Repeat what the lines below say, word for word, and skip every image.

^^^^^^^^^^^^^^^^

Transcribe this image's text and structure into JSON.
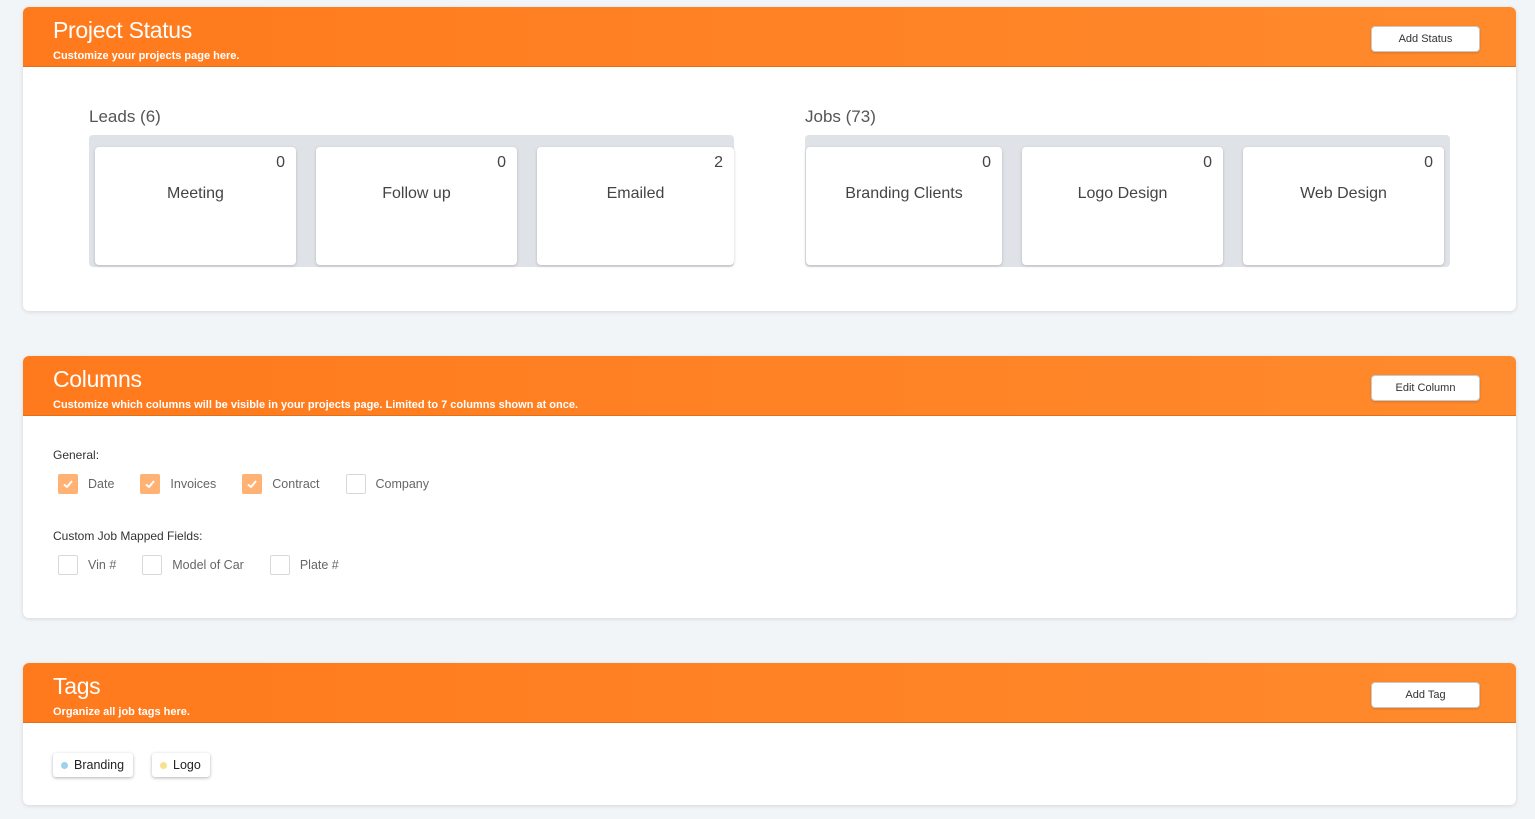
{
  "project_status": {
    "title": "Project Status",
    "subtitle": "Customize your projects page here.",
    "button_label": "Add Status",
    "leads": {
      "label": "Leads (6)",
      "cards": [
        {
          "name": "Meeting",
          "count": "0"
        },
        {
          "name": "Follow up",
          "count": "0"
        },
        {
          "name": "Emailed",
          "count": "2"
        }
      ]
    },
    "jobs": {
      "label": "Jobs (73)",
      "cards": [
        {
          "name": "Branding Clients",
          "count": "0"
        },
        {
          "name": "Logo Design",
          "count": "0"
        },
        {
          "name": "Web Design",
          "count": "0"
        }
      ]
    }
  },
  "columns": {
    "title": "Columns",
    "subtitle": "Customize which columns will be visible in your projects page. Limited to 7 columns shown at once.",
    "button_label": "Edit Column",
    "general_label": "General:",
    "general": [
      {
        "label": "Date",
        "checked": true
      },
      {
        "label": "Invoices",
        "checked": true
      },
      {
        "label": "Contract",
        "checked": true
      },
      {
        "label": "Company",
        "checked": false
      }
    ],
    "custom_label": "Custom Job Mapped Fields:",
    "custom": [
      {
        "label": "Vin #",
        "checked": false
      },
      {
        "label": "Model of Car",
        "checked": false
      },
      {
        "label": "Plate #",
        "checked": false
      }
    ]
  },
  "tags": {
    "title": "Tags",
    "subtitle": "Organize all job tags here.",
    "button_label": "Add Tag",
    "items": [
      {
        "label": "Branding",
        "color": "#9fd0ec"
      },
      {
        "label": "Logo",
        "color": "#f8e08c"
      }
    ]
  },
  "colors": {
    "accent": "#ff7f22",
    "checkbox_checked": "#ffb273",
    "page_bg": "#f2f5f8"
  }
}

^^^^^^^^^^^^^^^^

### Response to this exercise:
Transcribe this image's text and structure into JSON.
{
  "project_status": {
    "title": "Project Status",
    "subtitle": "Customize your projects page here.",
    "button_label": "Add Status",
    "leads": {
      "label": "Leads (6)",
      "cards": [
        {
          "name": "Meeting",
          "count": "0"
        },
        {
          "name": "Follow up",
          "count": "0"
        },
        {
          "name": "Emailed",
          "count": "2"
        }
      ]
    },
    "jobs": {
      "label": "Jobs (73)",
      "cards": [
        {
          "name": "Branding Clients",
          "count": "0"
        },
        {
          "name": "Logo Design",
          "count": "0"
        },
        {
          "name": "Web Design",
          "count": "0"
        }
      ]
    }
  },
  "columns": {
    "title": "Columns",
    "subtitle": "Customize which columns will be visible in your projects page. Limited to 7 columns shown at once.",
    "button_label": "Edit Column",
    "general_label": "General:",
    "general": [
      {
        "label": "Date",
        "checked": true
      },
      {
        "label": "Invoices",
        "checked": true
      },
      {
        "label": "Contract",
        "checked": true
      },
      {
        "label": "Company",
        "checked": false
      }
    ],
    "custom_label": "Custom Job Mapped Fields:",
    "custom": [
      {
        "label": "Vin #",
        "checked": false
      },
      {
        "label": "Model of Car",
        "checked": false
      },
      {
        "label": "Plate #",
        "checked": false
      }
    ]
  },
  "tags": {
    "title": "Tags",
    "subtitle": "Organize all job tags here.",
    "button_label": "Add Tag",
    "items": [
      {
        "label": "Branding",
        "color": "#9fd0ec"
      },
      {
        "label": "Logo",
        "color": "#f8e08c"
      }
    ]
  },
  "colors": {
    "accent": "#ff7f22",
    "checkbox_checked": "#ffb273",
    "page_bg": "#f2f5f8"
  }
}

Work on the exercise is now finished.